*Written task:* Please copy all the lines that follow, word for word.

*Extracted data:*
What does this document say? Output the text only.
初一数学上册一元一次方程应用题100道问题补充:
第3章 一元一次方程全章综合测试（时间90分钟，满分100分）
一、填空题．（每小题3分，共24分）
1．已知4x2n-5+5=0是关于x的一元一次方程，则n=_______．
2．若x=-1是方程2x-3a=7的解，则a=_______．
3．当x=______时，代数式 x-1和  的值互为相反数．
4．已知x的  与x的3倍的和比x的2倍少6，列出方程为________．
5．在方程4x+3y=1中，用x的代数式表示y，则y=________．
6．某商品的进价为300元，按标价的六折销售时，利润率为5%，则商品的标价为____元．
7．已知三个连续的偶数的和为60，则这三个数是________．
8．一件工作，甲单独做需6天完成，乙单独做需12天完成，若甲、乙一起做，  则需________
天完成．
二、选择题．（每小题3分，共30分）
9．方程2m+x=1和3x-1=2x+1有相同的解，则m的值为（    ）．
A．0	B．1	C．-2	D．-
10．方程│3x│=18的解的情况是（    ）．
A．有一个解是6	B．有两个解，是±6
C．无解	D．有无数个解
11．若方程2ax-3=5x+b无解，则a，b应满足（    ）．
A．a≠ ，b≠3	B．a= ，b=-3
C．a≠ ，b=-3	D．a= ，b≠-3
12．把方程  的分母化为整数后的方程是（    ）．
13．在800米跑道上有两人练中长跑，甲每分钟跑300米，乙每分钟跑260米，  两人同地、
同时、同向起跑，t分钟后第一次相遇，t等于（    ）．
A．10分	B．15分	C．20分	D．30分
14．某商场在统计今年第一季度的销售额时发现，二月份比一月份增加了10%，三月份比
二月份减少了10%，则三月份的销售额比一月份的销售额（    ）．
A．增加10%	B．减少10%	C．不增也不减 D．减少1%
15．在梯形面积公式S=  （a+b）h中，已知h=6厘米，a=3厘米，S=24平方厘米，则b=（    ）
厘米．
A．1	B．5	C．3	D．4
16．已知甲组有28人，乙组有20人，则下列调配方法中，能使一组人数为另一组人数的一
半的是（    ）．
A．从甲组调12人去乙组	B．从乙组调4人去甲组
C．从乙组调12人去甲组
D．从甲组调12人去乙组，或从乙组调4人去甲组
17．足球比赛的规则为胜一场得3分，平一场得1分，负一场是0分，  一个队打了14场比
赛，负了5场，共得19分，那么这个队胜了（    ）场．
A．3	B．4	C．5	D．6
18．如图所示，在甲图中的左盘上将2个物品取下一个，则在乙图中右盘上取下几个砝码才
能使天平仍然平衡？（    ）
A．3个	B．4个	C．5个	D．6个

*Result for this task:*
What does this document say? Output the text only.
初一数学上册一元一次方程应用题100道问题补充:
第3章 一元一次方程全章综合测试（时间90分钟，满分100分）
一、填空题．（每小题3分，共24分）
1．已知4x2n-5+5=0是关于x的一元一次方程，则n=_______．
2．若x=-1是方程2x-3a=7的解，则a=_______．
3．当x=______时，代数式 x-1和  的值互为相反数．
4．已知x的  与x的3倍的和比x的2倍少6，列出方程为________．
5．在方程4x+3y=1中，用x的代数式表示y，则y=________．
6．某商品的进价为300元，按标价的六折销售时，利润率为5%，则商品的标价为____元．
7．已知三个连续的偶数的和为60，则这三个数是________．
8．一件工作，甲单独做需6天完成，乙单独做需12天完成，若甲、乙一起做，  则需________
天完成．
二、选择题．（每小题3分，共30分）
9．方程2m+x=1和3x-1=2x+1有相同的解，则m的值为（    ）．
A．0	B．1	C．-2	D．-
10．方程│3x│=18的解的情况是（    ）．
A．有一个解是6	B．有两个解，是±6
C．无解	D．有无数个解
11．若方程2ax-3=5x+b无解，则a，b应满足（    ）．
A．a≠ ，b≠3	B．a= ，b=-3
C．a≠ ，b=-3	D．a= ，b≠-3
12．把方程  的分母化为整数后的方程是（    ）．
13．在800米跑道上有两人练中长跑，甲每分钟跑300米，乙每分钟跑260米，  两人同地、
同时、同向起跑，t分钟后第一次相遇，t等于（    ）．
A．10分	B．15分	C．20分	D．30分
14．某商场在统计今年第一季度的销售额时发现，二月份比一月份增加了10%，三月份比
二月份减少了10%，则三月份的销售额比一月份的销售额（    ）．
A．增加10%	B．减少10%	C．不增也不减 D．减少1%
15．在梯形面积公式S=  （a+b）h中，已知h=6厘米，a=3厘米，S=24平方厘米，则b=（    ）
厘米．
A．1	B．5	C．3	D．4
16．已知甲组有28人，乙组有20人，则下列调配方法中，能使一组人数为另一组人数的一
半的是（    ）．
A．从甲组调12人去乙组	B．从乙组调4人去甲组
C．从乙组调12人去甲组
D．从甲组调12人去乙组，或从乙组调4人去甲组
17．足球比赛的规则为胜一场得3分，平一场得1分，负一场是0分，  一个队打了14场比
赛，负了5场，共得19分，那么这个队胜了（    ）场．
A．3	B．4	C．5	D．6
18．如图所示，在甲图中的左盘上将2个物品取下一个，则在乙图中右盘上取下几个砝码才
能使天平仍然平衡？（    ）
A．3个	B．4个	C．5个	D．6个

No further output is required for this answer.